◆ Consignes:
**a)** Recopiez, s'il vous plaît, le passage du texte à lire qui va de « Il reste, alors, à » jusqu'à « différence de traitement. », en substituant « résiliation » à « dénonciation ».
**b)** D'après le texte à lire, de quelle date est l'arrêt précité ?

Il reste, alors, à se demander ce que peuvent bien être ces raisons "objectives et matériellement vérifiables". En s'inspirant de l'arrêt précité du 11 juillet 2007, on pourrait avancer qu'il s'agit du souci de compenser le préjudice que subissent les salariés en poste du fait de la dénonciation de l'engagement unilatéral. Le problème est qu'il ne peut être fait état, en la matière, d'un quelconque maintien des avantages individuels acquis à défaut d'accord de substitution, ainsi que le prévoit le Code du travail, pour la dénonciation ou la mise en cause des conventions et accords collectifs de travail. On ne peut donc qu'être dubitatif quant aux chances de succès de cette argumentation. Mais, on peine, alors, à imaginer quelle autre raison pourrait, en l'espèce, être évoquée pour justifier la différence de traitement.

◆ Données fournies:
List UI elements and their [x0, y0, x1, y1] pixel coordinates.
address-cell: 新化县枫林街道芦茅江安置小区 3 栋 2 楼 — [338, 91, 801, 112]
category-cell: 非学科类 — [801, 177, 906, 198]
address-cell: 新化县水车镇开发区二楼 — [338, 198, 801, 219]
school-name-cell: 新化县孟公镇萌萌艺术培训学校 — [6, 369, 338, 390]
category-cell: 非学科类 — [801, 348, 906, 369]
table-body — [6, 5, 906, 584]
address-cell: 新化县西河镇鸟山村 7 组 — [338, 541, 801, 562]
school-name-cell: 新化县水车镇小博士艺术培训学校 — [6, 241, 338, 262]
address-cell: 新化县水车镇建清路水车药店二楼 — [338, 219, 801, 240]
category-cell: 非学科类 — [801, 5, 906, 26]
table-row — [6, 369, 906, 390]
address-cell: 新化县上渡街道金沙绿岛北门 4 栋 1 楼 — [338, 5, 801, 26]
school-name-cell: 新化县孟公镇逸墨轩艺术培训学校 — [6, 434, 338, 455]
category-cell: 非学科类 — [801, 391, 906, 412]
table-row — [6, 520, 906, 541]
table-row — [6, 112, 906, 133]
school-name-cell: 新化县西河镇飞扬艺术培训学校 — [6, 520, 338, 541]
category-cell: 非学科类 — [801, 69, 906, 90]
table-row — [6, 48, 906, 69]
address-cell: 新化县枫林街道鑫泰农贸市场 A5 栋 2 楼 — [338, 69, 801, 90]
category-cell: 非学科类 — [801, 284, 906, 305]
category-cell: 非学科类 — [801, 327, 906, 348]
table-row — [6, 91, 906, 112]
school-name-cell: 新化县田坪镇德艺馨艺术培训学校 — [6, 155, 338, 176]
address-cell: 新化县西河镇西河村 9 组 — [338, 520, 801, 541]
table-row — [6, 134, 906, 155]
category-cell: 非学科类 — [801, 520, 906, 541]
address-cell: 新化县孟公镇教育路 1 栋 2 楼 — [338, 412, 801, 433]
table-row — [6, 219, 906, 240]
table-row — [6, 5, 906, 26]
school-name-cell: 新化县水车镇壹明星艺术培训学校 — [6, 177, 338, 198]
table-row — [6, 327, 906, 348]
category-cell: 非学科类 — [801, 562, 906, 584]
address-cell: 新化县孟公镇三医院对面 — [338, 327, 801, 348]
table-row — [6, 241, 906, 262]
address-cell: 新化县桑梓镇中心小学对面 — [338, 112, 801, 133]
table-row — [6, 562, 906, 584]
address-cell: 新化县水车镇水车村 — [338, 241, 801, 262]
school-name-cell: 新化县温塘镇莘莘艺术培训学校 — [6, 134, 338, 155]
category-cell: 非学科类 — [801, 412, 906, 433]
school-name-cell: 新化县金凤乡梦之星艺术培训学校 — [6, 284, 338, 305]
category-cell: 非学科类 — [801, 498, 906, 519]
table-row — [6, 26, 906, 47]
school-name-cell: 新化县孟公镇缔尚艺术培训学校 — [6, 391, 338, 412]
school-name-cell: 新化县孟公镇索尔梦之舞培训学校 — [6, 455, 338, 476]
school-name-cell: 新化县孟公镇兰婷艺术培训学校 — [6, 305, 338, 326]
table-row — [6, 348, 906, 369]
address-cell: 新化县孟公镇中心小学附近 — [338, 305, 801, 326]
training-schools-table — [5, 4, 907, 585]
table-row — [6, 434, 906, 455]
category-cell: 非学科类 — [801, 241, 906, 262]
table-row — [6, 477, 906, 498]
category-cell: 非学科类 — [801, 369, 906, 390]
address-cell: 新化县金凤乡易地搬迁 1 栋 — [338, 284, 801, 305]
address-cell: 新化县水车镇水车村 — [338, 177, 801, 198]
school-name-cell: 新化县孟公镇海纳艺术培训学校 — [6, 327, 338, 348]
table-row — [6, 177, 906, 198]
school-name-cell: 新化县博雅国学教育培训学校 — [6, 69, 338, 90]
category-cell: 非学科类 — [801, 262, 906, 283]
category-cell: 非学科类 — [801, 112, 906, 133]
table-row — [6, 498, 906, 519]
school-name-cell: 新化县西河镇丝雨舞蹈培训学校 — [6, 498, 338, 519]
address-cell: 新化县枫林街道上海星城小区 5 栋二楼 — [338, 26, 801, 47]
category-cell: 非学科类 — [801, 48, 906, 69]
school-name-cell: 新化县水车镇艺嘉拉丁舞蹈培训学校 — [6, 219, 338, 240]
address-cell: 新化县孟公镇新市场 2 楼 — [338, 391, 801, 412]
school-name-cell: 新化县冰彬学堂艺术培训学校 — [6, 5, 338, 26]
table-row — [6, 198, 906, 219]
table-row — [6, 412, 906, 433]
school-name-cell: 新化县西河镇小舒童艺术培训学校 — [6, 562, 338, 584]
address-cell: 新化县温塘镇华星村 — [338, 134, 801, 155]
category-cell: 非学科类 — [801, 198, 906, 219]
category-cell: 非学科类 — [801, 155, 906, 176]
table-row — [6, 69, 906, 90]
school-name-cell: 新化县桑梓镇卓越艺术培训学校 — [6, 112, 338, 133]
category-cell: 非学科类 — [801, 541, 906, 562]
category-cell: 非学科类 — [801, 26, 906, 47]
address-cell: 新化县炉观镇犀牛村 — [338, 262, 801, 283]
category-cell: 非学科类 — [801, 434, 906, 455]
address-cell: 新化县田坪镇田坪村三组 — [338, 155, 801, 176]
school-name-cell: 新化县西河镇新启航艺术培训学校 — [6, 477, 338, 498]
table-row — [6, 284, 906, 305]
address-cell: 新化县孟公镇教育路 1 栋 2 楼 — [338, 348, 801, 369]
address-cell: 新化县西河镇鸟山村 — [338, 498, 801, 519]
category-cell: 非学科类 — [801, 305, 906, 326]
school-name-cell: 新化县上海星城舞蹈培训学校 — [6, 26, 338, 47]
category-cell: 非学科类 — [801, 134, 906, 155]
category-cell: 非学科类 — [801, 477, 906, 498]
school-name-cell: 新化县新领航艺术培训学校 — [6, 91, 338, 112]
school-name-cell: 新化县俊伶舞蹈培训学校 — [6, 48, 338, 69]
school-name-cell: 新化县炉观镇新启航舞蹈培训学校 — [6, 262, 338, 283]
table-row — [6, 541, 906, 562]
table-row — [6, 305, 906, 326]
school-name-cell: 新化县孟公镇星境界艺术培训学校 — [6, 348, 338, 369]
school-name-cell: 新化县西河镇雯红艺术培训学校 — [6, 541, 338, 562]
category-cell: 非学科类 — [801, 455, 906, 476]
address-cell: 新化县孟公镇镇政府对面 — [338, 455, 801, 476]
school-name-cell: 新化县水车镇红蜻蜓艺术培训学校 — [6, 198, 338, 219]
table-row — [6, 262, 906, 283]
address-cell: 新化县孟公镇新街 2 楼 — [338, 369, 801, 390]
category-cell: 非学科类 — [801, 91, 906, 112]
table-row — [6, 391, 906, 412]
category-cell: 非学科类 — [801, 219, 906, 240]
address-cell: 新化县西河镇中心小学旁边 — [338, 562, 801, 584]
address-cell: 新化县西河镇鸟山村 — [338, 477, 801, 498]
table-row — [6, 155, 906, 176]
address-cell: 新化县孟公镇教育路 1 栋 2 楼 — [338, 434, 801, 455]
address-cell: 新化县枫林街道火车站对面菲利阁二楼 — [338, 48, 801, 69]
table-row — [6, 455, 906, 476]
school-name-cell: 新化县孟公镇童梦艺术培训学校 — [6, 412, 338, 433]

◆ Réponses rédigées:
**a)**
Il reste, alors, à se demander ce que peuvent bien être ces raisons "objectives et matériellement vérifiables". En s'inspirant de l'arrêt précité du 11 juillet 2007, on pourrait avancer qu'il s'agit du souci de compenser le préjudice que subissent les salariés en poste du fait de la résiliation de l'engagement unilatéral. Le problème est qu'il ne peut être fait état, en la matière, d'un quelconque maintien des avantages individuels acquis à défaut d'accord de substitution, ainsi que le prévoit le Code du travail, pour la résiliation ou la mise en cause des conventions et accords collectifs de travail. On ne peut donc qu'être dubitatif quant aux chances de succès de cette argumentation. Mais, on peine, alors, à imaginer quelle autre raison pourrait, en l'espèce, être évoquée pour justifier la différence de traitement.

**b)** Il date du 11 juillet 2007.